Tally the lines containing "page" and report the number alone.

## Rows:
=======

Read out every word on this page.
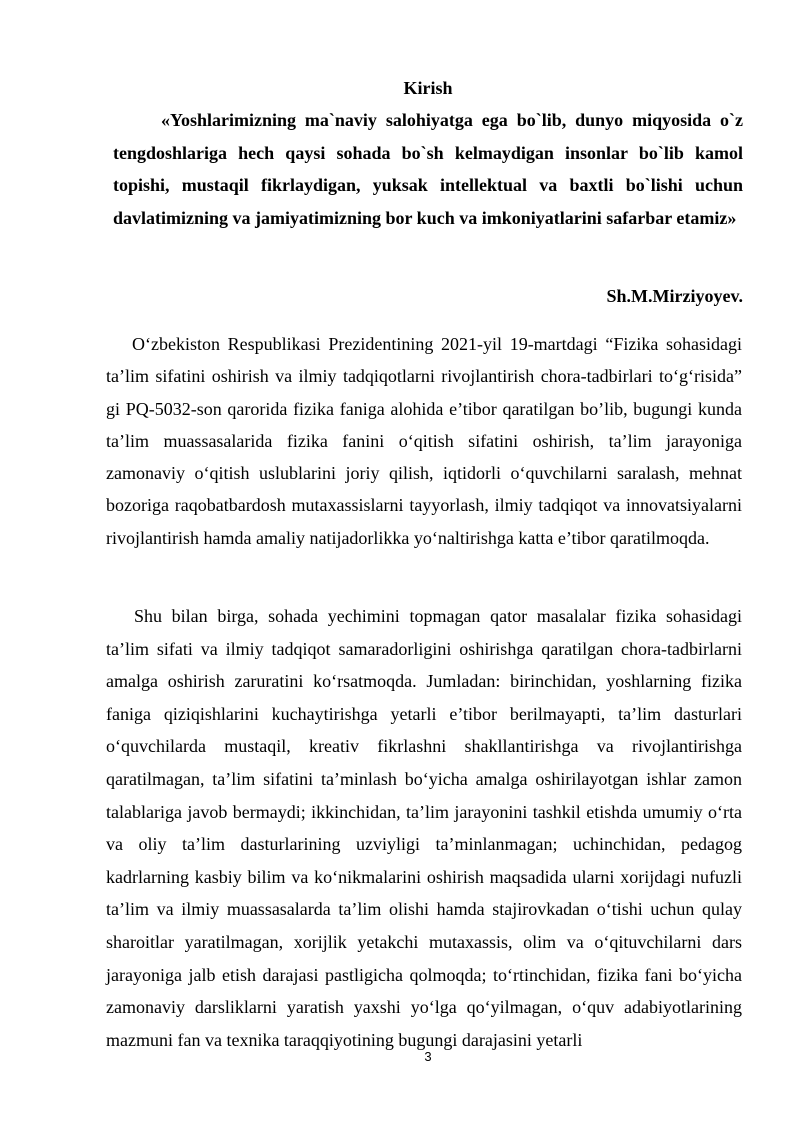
Kirish
«Yoshlarimizning ma`naviy salohiyatga ega bo`lib, dunyo miqyosida o`z tengdoshlariga hech qaysi sohada bo`sh kelmaydigan insonlar bo`lib kamol topishi, mustaqil fikrlaydigan, yuksak intellektual va baxtli bo`lishi uchun davlatimizning va jamiyatimizning bor kuch va imkoniyatlarini safarbar etamiz»
Sh.M.Mirziyoyev.
O‘zbekiston Respublikasi Prezidentining 2021-yil 19-martdagi “Fizika sohasidagi ta’lim sifatini oshirish va ilmiy tadqiqotlarni rivojlantirish chora-tadbirlari to‘g‘risida” gi PQ-5032-son qarorida fizika faniga alohida e’tibor qaratilgan bo’lib, bugungi kunda ta’lim muassasalarida fizika fanini o‘qitish sifatini oshirish, ta’lim jarayoniga zamonaviy o‘qitish uslublarini joriy qilish, iqtidorli o‘quvchilarni saralash, mehnat bozoriga raqobatbardosh mutaxassislarni tayyorlash, ilmiy tadqiqot va innovatsiyalarni rivojlantirish hamda amaliy natijadorlikka yo‘naltirishga katta e’tibor qaratilmoqda.
Shu bilan birga, sohada yechimini topmagan qator masalalar fizika sohasidagi ta’lim sifati va ilmiy tadqiqot samaradorligini oshirishga qaratilgan chora-tadbirlarni amalga oshirish zaruratini ko‘rsatmoqda. Jumladan: birinchidan, yoshlarning fizika faniga qiziqishlarini kuchaytirishga yetarli e’tibor berilmayapti, ta’lim dasturlari o‘quvchilarda mustaqil, kreativ fikrlashni shakllantirishga va rivojlantirishga qaratilmagan, ta’lim sifatini ta’minlash bo‘yicha amalga oshirilayotgan ishlar zamon talablariga javob bermaydi; ikkinchidan, ta’lim jarayonini tashkil etishda umumiy o‘rta va oliy ta’lim dasturlarining uzviyligi ta’minlanmagan; uchinchidan, pedagog kadrlarning kasbiy bilim va ko‘nikmalarini oshirish maqsadida ularni xorijdagi nufuzli ta’lim va ilmiy muassasalarda ta’lim olishi hamda stajirovkadan o‘tishi uchun qulay sharoitlar yaratilmagan, xorijlik yetakchi mutaxassis, olim va o‘qituvchilarni dars jarayoniga jalb etish darajasi pastligicha qolmoqda; to‘rtinchidan, fizika fani bo‘yicha zamonaviy darsliklarni yaratish yaxshi yo‘lga qo‘yilmagan, o‘quv adabiyotlarining mazmuni fan va texnika taraqqiyotining bugungi darajasini yetarli
3
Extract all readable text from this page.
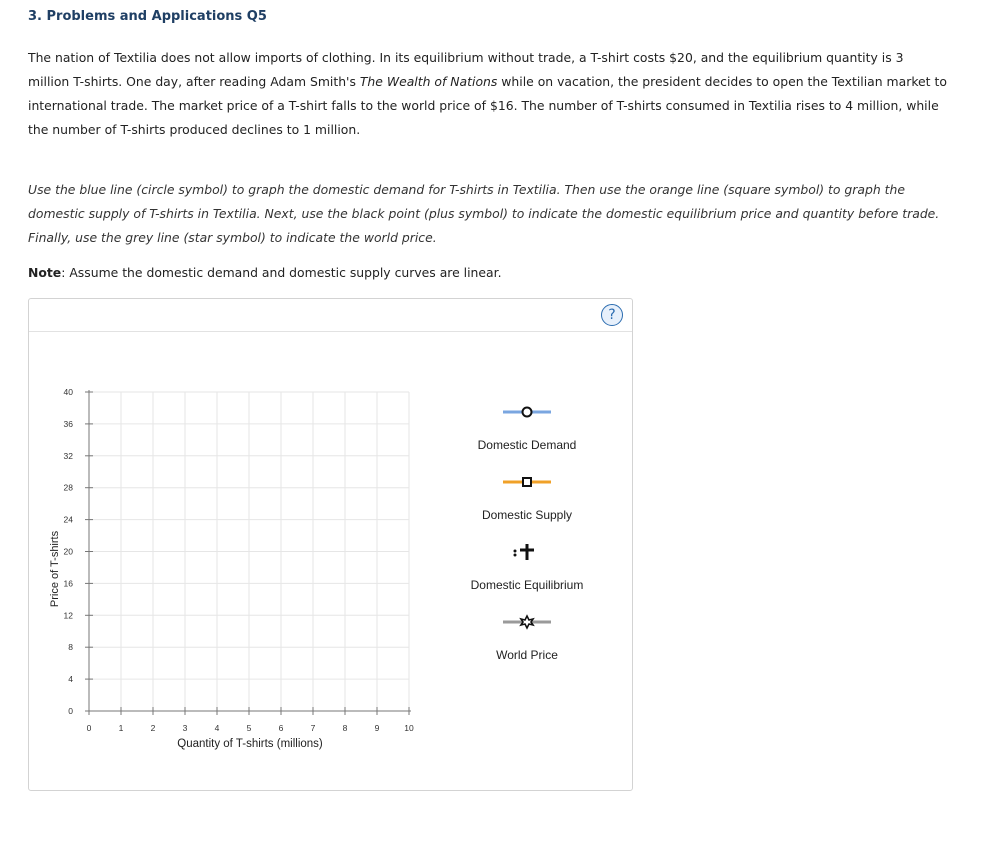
3. Problems and Applications Q5
The nation of Textilia does not allow imports of clothing. In its equilibrium without trade, a T-shirt costs $20, and the equilibrium quantity is 3 million T-shirts. One day, after reading Adam Smith's The Wealth of Nations while on vacation, the president decides to open the Textilian market to international trade. The market price of a T-shirt falls to the world price of $16. The number of T-shirts consumed in Textilia rises to 4 million, while the number of T-shirts produced declines to 1 million.
Use the blue line (circle symbol) to graph the domestic demand for T-shirts in Textilia. Then use the orange line (square symbol) to graph the domestic supply of T-shirts in Textilia. Next, use the black point (plus symbol) to indicate the domestic equilibrium price and quantity before trade. Finally, use the grey line (star symbol) to indicate the world price.
Note: Assume the domestic demand and domestic supply curves are linear.
?
0
4
8
12
16
20
24
28
32
36
40
0	1	2	3	4	5	6	7	8	9	10
Price of T-shirts
Quantity of T-shirts (millions)
Domestic Demand
Domestic Supply
Domestic Equilibrium
World Price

=======

## Right answer:
2